What you need to do: Below is a listing. Gather each line of it that contains "Никога".

Working data:
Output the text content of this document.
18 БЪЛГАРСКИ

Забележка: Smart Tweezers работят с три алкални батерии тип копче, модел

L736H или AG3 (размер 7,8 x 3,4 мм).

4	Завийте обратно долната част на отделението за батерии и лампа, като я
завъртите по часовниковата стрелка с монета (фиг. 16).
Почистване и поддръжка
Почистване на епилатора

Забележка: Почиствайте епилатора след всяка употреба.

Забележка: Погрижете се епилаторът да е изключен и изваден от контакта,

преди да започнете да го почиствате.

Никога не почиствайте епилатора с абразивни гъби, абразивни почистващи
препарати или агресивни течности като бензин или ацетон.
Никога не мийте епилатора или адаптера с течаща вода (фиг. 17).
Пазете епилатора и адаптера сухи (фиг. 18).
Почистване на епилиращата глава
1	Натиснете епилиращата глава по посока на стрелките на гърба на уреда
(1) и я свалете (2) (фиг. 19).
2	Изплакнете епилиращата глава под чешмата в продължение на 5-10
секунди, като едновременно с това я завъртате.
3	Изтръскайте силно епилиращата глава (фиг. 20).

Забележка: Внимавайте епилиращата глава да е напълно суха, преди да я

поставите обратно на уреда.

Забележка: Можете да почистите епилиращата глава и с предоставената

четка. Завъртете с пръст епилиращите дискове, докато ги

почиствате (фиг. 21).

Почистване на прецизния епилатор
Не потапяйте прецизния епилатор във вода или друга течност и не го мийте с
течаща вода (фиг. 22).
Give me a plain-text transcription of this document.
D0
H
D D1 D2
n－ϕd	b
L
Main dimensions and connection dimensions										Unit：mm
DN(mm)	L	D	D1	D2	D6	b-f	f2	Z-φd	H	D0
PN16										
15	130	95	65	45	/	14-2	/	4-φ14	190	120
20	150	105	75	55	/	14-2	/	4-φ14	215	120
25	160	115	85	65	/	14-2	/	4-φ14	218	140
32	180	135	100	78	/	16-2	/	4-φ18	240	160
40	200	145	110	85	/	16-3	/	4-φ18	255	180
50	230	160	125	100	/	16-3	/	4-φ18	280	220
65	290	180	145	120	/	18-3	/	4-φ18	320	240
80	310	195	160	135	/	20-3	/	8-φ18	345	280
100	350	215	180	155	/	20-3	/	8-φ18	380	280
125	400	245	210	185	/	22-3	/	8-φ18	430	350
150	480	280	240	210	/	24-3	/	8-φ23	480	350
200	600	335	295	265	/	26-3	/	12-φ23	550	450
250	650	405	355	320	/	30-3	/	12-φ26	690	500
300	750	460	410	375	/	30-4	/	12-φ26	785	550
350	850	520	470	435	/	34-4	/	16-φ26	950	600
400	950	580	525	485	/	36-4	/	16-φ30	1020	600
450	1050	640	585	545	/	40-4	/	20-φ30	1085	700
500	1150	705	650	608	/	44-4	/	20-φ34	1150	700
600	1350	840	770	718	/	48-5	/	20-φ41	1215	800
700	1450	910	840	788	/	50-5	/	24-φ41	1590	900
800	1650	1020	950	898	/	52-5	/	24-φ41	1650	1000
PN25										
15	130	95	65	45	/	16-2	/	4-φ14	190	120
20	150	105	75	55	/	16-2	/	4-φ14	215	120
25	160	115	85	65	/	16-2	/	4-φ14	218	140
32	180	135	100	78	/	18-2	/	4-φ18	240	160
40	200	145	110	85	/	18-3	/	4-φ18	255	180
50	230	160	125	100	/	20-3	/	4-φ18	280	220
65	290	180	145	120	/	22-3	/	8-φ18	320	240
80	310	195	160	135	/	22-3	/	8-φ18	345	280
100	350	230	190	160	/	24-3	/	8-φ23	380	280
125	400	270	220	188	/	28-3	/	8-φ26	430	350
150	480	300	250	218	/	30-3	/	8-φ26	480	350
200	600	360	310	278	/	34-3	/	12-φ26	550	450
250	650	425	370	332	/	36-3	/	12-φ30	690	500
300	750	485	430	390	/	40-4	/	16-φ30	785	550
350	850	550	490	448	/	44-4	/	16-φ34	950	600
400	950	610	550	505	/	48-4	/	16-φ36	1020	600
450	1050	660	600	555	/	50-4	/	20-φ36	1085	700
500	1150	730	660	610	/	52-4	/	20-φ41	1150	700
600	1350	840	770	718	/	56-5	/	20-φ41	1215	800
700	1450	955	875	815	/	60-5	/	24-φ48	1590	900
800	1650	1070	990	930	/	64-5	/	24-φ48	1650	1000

Exercise output:
Никога не почиствайте епилатора с абразивни гъби, абразивни почистващи
Никога не мийте епилатора или адаптера с течаща вода (фиг. 17).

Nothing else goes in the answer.